[Opening Data supplied section]

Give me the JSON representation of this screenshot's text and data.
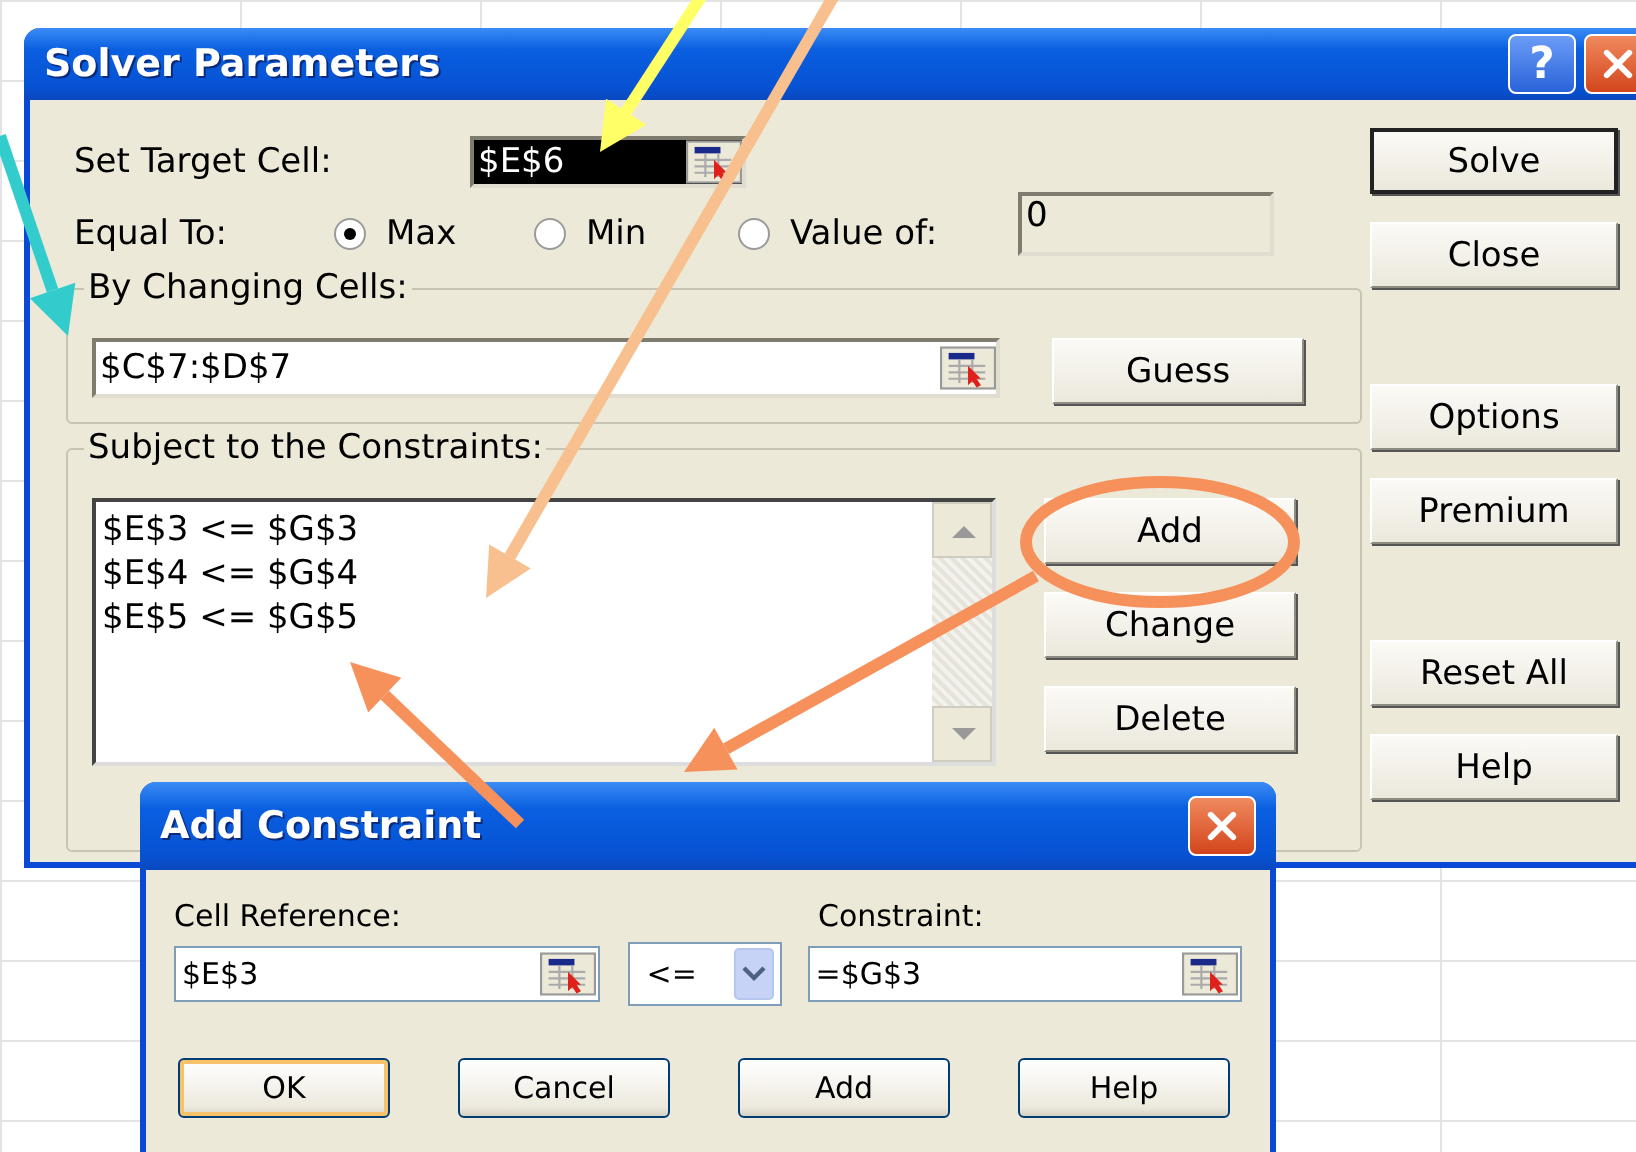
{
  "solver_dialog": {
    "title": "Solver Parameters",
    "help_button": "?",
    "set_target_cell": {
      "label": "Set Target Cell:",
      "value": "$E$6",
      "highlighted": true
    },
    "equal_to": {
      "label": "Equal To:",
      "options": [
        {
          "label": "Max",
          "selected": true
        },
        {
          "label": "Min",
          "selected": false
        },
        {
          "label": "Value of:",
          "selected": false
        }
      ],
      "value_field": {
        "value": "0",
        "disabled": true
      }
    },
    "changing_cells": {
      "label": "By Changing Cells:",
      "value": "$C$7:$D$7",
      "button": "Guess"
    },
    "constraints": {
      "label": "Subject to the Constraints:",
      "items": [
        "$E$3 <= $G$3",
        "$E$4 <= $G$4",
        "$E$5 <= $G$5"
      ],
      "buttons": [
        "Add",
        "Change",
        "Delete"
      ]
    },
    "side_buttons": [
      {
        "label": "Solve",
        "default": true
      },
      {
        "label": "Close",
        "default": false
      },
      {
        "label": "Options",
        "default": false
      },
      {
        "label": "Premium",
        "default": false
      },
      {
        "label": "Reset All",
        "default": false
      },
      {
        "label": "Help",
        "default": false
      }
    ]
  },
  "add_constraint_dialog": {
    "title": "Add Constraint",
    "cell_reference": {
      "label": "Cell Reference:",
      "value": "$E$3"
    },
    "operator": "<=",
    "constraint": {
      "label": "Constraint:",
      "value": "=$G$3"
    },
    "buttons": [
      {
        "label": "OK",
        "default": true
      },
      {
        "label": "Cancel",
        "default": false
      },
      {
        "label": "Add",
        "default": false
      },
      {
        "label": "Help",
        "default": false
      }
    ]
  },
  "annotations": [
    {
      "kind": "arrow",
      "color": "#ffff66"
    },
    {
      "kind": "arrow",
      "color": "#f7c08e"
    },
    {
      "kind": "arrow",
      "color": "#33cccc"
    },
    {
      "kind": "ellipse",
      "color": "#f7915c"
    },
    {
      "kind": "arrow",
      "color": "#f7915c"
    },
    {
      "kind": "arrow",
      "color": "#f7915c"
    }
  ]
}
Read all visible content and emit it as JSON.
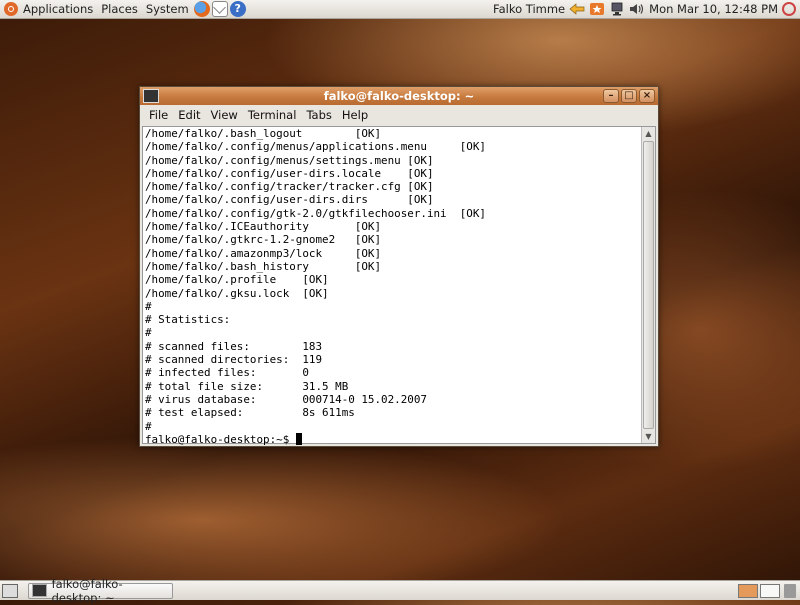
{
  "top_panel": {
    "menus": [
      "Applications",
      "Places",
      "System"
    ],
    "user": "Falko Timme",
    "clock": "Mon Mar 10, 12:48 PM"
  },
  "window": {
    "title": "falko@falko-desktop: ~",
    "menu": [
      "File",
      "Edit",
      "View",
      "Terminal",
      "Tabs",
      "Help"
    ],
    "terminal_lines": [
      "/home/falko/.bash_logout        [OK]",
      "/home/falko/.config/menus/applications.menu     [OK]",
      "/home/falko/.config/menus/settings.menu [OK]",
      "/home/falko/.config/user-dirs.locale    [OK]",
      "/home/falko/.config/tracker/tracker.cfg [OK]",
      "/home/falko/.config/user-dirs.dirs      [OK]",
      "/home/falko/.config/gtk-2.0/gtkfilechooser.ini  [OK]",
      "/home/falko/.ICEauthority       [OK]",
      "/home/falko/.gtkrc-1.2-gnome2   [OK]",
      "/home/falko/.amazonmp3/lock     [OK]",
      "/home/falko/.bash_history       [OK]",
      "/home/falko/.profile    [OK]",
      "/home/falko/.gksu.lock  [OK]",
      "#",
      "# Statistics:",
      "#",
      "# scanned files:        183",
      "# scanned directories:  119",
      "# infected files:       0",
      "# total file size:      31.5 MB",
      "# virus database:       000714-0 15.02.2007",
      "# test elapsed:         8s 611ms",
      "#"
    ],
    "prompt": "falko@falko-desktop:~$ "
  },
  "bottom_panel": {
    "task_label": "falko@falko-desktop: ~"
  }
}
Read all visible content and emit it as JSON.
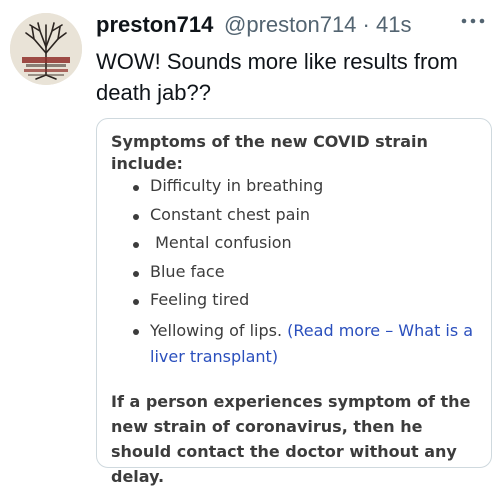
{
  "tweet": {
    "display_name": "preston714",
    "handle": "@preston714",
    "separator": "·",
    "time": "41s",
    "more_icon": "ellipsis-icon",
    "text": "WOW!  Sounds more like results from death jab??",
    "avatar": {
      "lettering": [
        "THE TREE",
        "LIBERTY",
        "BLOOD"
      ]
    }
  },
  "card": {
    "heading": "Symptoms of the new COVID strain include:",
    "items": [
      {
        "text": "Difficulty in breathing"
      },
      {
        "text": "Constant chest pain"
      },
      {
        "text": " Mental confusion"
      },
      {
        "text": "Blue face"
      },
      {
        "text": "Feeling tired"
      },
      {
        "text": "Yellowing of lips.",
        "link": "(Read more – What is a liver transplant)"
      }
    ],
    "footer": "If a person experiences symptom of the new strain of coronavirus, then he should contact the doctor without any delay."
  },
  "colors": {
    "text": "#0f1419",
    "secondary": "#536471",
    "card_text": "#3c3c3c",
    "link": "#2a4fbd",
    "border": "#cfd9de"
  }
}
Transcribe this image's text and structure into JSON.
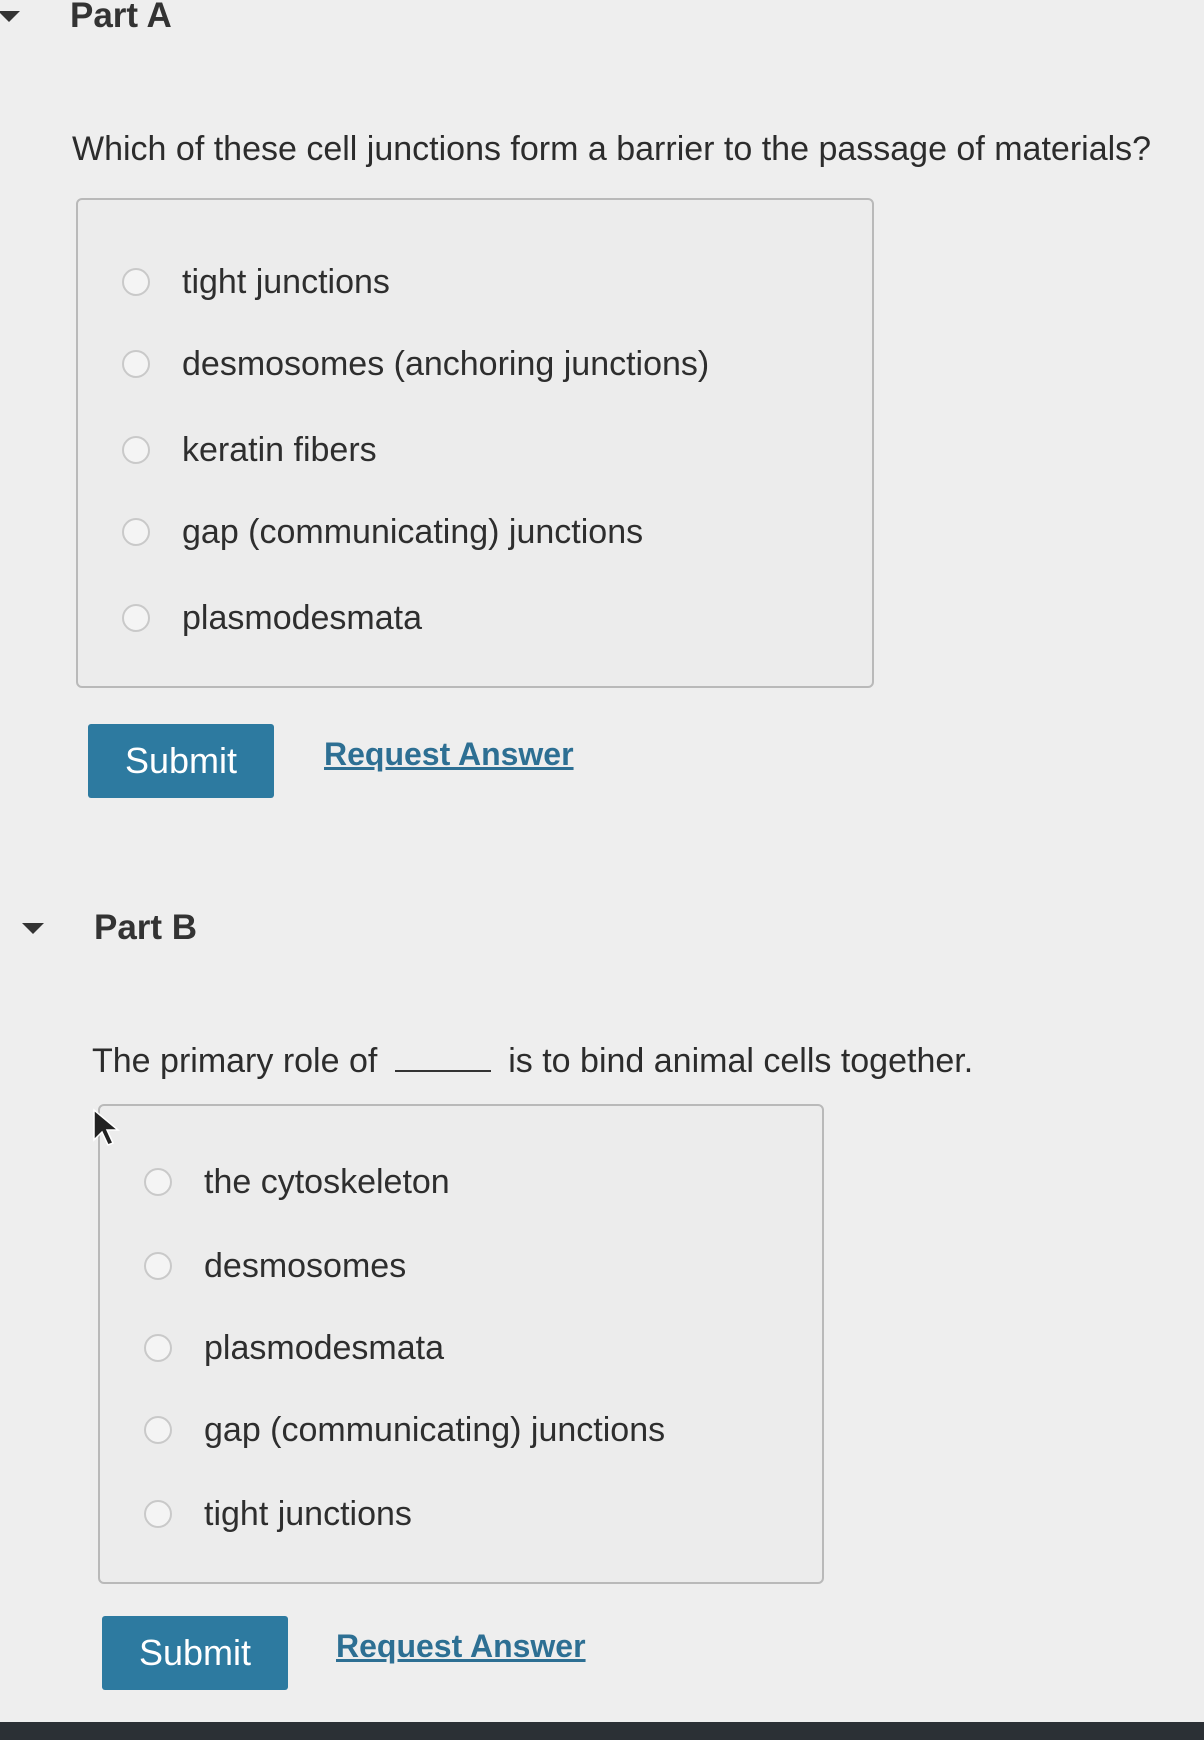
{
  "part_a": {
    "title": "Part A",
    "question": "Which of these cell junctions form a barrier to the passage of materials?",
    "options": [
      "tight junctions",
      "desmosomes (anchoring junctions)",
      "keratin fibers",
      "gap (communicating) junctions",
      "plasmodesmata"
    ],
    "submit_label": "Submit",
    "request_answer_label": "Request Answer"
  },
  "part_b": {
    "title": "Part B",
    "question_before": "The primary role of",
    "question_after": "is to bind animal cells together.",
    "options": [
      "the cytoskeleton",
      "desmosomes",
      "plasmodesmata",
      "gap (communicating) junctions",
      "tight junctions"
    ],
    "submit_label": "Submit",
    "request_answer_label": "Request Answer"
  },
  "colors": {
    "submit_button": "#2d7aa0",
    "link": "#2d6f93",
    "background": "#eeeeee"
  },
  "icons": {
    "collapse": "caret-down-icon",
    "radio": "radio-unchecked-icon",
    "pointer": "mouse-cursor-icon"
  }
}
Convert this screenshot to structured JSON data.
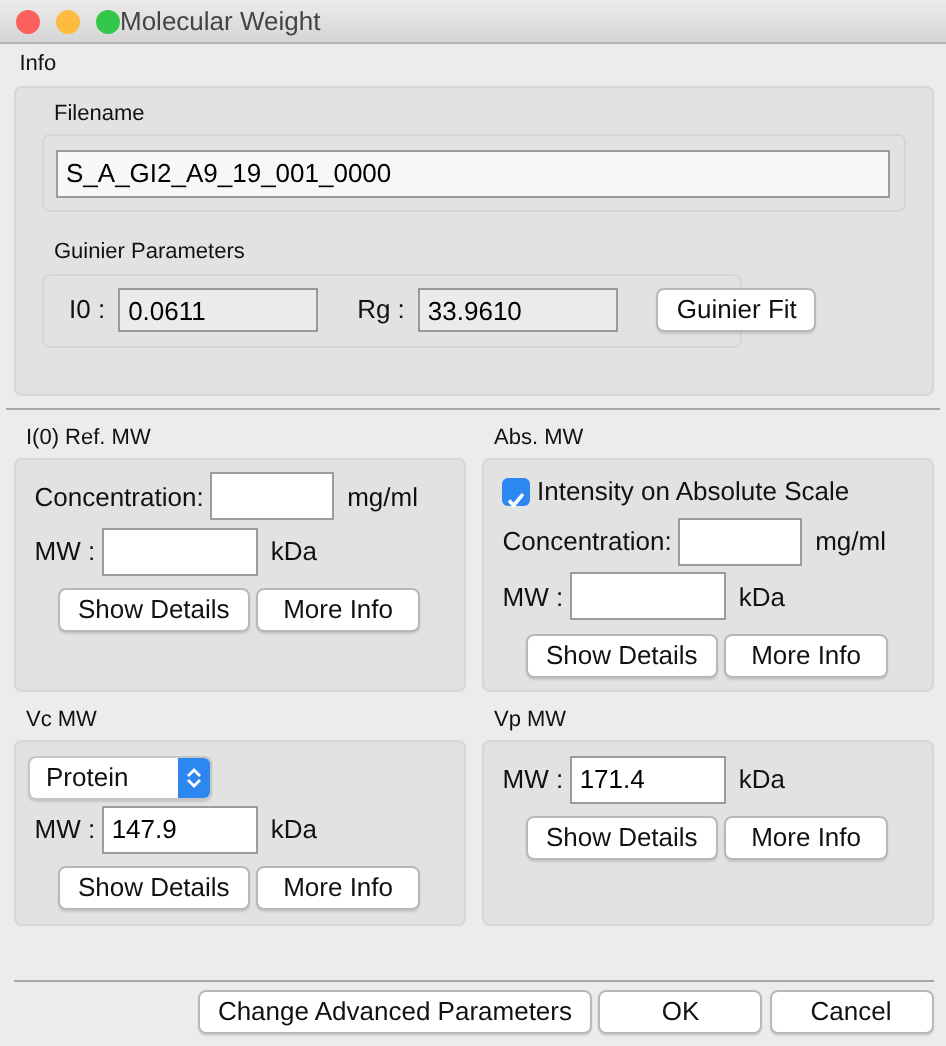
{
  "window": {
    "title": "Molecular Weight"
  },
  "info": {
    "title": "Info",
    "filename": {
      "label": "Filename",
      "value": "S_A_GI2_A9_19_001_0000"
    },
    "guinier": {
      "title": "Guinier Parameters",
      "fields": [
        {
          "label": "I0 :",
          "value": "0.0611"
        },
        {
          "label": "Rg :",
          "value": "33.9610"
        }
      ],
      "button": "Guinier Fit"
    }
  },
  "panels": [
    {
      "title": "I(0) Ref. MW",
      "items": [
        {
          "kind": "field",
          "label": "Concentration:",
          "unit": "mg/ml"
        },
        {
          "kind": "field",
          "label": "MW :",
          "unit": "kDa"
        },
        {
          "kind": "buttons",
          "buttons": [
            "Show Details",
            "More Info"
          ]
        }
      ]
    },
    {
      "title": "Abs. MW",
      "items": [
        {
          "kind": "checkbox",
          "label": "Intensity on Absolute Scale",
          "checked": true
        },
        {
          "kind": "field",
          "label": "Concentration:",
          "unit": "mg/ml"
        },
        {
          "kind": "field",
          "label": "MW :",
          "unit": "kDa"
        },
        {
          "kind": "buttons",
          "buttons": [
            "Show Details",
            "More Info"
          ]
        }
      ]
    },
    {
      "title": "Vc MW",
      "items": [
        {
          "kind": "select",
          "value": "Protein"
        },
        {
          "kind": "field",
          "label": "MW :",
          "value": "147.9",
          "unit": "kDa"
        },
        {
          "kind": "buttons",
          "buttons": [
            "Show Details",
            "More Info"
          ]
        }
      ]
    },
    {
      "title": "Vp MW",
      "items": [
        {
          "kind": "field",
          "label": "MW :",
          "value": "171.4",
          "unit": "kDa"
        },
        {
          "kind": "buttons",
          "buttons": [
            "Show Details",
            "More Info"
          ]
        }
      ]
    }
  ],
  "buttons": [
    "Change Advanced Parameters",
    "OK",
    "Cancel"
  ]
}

[Closing Data supplied section]

Task to complete. What lines in the entries contain "title"? Report each one by copying it.

Solution.
    "title": "Solver Parameters",
    "title": "Add Constraint",
    "title": "falko@falko-desktop: ~",
    "title": "Part A",
    "title": "Part B",
    "title": "Molecular Weight"
    "title": "Info",
      "title": "Guinier Parameters",
      "title": "I(0) Ref. MW",
      "title": "Abs. MW",
      "title": "Vc MW",
      "title": "Vp MW",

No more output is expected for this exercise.